Exercise brief -
Copy the data precisely, keeping every character.

Data for this task -
# # # # # # #
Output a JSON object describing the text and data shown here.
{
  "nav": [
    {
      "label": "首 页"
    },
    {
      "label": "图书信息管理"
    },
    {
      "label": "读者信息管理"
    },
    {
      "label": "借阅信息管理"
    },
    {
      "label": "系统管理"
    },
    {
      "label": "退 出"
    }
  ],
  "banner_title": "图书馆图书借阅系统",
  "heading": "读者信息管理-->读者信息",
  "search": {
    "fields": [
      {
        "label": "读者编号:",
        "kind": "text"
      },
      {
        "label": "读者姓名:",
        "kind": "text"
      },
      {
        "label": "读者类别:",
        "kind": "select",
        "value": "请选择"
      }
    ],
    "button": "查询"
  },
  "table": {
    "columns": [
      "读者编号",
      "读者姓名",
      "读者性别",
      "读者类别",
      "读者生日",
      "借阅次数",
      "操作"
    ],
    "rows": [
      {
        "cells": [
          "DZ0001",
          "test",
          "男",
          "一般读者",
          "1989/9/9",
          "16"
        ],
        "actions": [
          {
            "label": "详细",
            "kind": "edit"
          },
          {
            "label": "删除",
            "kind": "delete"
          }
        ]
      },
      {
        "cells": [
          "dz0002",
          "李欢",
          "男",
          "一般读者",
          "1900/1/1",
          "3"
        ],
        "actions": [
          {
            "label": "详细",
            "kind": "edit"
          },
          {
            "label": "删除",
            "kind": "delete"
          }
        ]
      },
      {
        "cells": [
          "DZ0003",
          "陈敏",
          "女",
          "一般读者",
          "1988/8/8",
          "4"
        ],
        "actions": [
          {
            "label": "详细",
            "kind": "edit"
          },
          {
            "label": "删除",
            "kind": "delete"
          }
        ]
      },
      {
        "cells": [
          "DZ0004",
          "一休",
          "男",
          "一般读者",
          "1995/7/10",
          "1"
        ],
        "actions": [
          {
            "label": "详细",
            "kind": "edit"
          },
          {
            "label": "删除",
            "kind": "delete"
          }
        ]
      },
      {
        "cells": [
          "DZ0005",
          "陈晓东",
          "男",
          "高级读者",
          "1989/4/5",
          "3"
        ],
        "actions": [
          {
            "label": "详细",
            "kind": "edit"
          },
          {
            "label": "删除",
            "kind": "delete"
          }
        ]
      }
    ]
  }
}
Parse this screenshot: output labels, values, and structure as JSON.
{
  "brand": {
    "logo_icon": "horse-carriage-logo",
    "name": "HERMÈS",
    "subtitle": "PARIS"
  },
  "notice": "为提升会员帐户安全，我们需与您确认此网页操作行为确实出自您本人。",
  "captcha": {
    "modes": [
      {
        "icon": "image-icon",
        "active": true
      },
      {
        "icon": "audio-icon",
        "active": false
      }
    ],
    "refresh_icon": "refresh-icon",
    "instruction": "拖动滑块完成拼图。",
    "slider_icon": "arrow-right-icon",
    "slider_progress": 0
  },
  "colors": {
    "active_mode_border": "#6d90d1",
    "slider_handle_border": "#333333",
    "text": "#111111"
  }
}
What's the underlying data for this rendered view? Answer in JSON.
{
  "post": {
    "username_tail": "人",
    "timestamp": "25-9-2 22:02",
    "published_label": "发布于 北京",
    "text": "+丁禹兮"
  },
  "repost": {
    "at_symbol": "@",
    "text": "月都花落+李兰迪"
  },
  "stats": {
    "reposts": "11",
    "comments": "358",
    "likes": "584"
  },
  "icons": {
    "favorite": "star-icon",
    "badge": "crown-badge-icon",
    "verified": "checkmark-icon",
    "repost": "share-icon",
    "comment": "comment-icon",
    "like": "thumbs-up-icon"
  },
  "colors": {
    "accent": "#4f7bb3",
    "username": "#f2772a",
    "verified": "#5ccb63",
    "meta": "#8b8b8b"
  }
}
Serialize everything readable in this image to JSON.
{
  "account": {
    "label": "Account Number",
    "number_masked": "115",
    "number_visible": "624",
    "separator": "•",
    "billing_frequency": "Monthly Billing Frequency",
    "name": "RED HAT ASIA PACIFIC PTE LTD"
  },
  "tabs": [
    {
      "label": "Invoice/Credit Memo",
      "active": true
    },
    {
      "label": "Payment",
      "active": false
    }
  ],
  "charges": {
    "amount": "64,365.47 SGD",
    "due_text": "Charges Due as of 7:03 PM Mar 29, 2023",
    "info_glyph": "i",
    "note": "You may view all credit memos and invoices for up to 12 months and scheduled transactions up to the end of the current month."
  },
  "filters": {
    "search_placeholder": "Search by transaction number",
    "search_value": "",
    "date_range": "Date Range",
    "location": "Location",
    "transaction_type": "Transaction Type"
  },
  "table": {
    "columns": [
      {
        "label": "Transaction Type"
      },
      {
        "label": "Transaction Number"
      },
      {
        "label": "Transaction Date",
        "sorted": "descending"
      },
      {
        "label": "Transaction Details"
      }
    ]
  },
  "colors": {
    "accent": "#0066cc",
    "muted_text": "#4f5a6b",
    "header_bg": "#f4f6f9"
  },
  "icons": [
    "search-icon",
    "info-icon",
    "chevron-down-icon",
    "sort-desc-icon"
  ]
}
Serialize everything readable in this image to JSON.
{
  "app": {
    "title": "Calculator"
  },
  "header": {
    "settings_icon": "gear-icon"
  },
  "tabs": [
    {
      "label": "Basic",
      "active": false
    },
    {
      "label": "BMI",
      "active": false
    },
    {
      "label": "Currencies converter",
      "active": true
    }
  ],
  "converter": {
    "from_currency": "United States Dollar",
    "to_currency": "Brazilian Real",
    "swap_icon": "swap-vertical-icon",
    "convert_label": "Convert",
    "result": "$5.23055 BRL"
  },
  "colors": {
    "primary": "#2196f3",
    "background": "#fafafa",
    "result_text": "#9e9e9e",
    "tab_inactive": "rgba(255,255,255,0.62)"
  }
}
# # # # # # #
Answer to this exercise -
Output a JSON object describing the text and data shown here.
{
  "nav": [
    {
      "label": "首 页"
    },
    {
      "label": "图书信息管理"
    },
    {
      "label": "读者信息管理"
    },
    {
      "label": "借阅信息管理"
    },
    {
      "label": "系统管理"
    },
    {
      "label": "退 出"
    }
  ],
  "banner_title": "图书馆图书借阅系统",
  "heading": "读者信息管理-->读者信息",
  "search": {
    "fields": [
      {
        "label": "读者编号:",
        "kind": "text"
      },
      {
        "label": "读者姓名:",
        "kind": "text"
      },
      {
        "label": "读者类别:",
        "kind": "select",
        "value": "请选择"
      }
    ],
    "button": "查询"
  },
  "table": {
    "columns": [
      "读者编号",
      "读者姓名",
      "读者性别",
      "读者类别",
      "读者生日",
      "借阅次数",
      "操作"
    ],
    "rows": [
      {
        "cells": [
          "DZ0001",
          "test",
          "男",
          "一般读者",
          "1989/9/9",
          "16"
        ],
        "actions": [
          {
            "label": "详细",
            "kind": "edit"
          },
          {
            "label": "删除",
            "kind": "delete"
          }
        ]
      },
      {
        "cells": [
          "dz0002",
          "李欢",
          "男",
          "一般读者",
          "1900/1/1",
          "3"
        ],
        "actions": [
          {
            "label": "详细",
            "kind": "edit"
          },
          {
            "label": "删除",
            "kind": "delete"
          }
        ]
      },
      {
        "cells": [
          "DZ0003",
          "陈敏",
          "女",
          "一般读者",
          "1988/8/8",
          "4"
        ],
        "actions": [
          {
            "label": "详细",
            "kind": "edit"
          },
          {
            "label": "删除",
            "kind": "delete"
          }
        ]
      },
      {
        "cells": [
          "DZ0004",
          "一休",
          "男",
          "一般读者",
          "1995/7/10",
          "1"
        ],
        "actions": [
          {
            "label": "详细",
            "kind": "edit"
          },
          {
            "label": "删除",
            "kind": "delete"
          }
        ]
      },
      {
        "cells": [
          "DZ0005",
          "陈晓东",
          "男",
          "高级读者",
          "1989/4/5",
          "3"
        ],
        "actions": [
          {
            "label": "详细",
            "kind": "edit"
          },
          {
            "label": "删除",
            "kind": "delete"
          }
        ]
      }
    ]
  }
}
Parse this screenshot: output labels, values, and structure as JSON.
{
  "brand": {
    "logo_icon": "horse-carriage-logo",
    "name": "HERMÈS",
    "subtitle": "PARIS"
  },
  "notice": "为提升会员帐户安全，我们需与您确认此网页操作行为确实出自您本人。",
  "captcha": {
    "modes": [
      {
        "icon": "image-icon",
        "active": true
      },
      {
        "icon": "audio-icon",
        "active": false
      }
    ],
    "refresh_icon": "refresh-icon",
    "instruction": "拖动滑块完成拼图。",
    "slider_icon": "arrow-right-icon",
    "slider_progress": 0
  },
  "colors": {
    "active_mode_border": "#6d90d1",
    "slider_handle_border": "#333333",
    "text": "#111111"
  }
}
What's the underlying data for this rendered view? Answer in JSON.
{
  "post": {
    "username_tail": "人",
    "timestamp": "25-9-2 22:02",
    "published_label": "发布于 北京",
    "text": "+丁禹兮"
  },
  "repost": {
    "at_symbol": "@",
    "text": "月都花落+李兰迪"
  },
  "stats": {
    "reposts": "11",
    "comments": "358",
    "likes": "584"
  },
  "icons": {
    "favorite": "star-icon",
    "badge": "crown-badge-icon",
    "verified": "checkmark-icon",
    "repost": "share-icon",
    "comment": "comment-icon",
    "like": "thumbs-up-icon"
  },
  "colors": {
    "accent": "#4f7bb3",
    "username": "#f2772a",
    "verified": "#5ccb63",
    "meta": "#8b8b8b"
  }
}
Serialize everything readable in this image to JSON.
{
  "account": {
    "label": "Account Number",
    "number_masked": "115",
    "number_visible": "624",
    "separator": "•",
    "billing_frequency": "Monthly Billing Frequency",
    "name": "RED HAT ASIA PACIFIC PTE LTD"
  },
  "tabs": [
    {
      "label": "Invoice/Credit Memo",
      "active": true
    },
    {
      "label": "Payment",
      "active": false
    }
  ],
  "charges": {
    "amount": "64,365.47 SGD",
    "due_text": "Charges Due as of 7:03 PM Mar 29, 2023",
    "info_glyph": "i",
    "note": "You may view all credit memos and invoices for up to 12 months and scheduled transactions up to the end of the current month."
  },
  "filters": {
    "search_placeholder": "Search by transaction number",
    "search_value": "",
    "date_range": "Date Range",
    "location": "Location",
    "transaction_type": "Transaction Type"
  },
  "table": {
    "columns": [
      {
        "label": "Transaction Type"
      },
      {
        "label": "Transaction Number"
      },
      {
        "label": "Transaction Date",
        "sorted": "descending"
      },
      {
        "label": "Transaction Details"
      }
    ]
  },
  "colors": {
    "accent": "#0066cc",
    "muted_text": "#4f5a6b",
    "header_bg": "#f4f6f9"
  },
  "icons": [
    "search-icon",
    "info-icon",
    "chevron-down-icon",
    "sort-desc-icon"
  ]
}
Serialize everything readable in this image to JSON.
{
  "app": {
    "title": "Calculator"
  },
  "header": {
    "settings_icon": "gear-icon"
  },
  "tabs": [
    {
      "label": "Basic",
      "active": false
    },
    {
      "label": "BMI",
      "active": false
    },
    {
      "label": "Currencies converter",
      "active": true
    }
  ],
  "converter": {
    "from_currency": "United States Dollar",
    "to_currency": "Brazilian Real",
    "swap_icon": "swap-vertical-icon",
    "convert_label": "Convert",
    "result": "$5.23055 BRL"
  },
  "colors": {
    "primary": "#2196f3",
    "background": "#fafafa",
    "result_text": "#9e9e9e",
    "tab_inactive": "rgba(255,255,255,0.62)"
  }
}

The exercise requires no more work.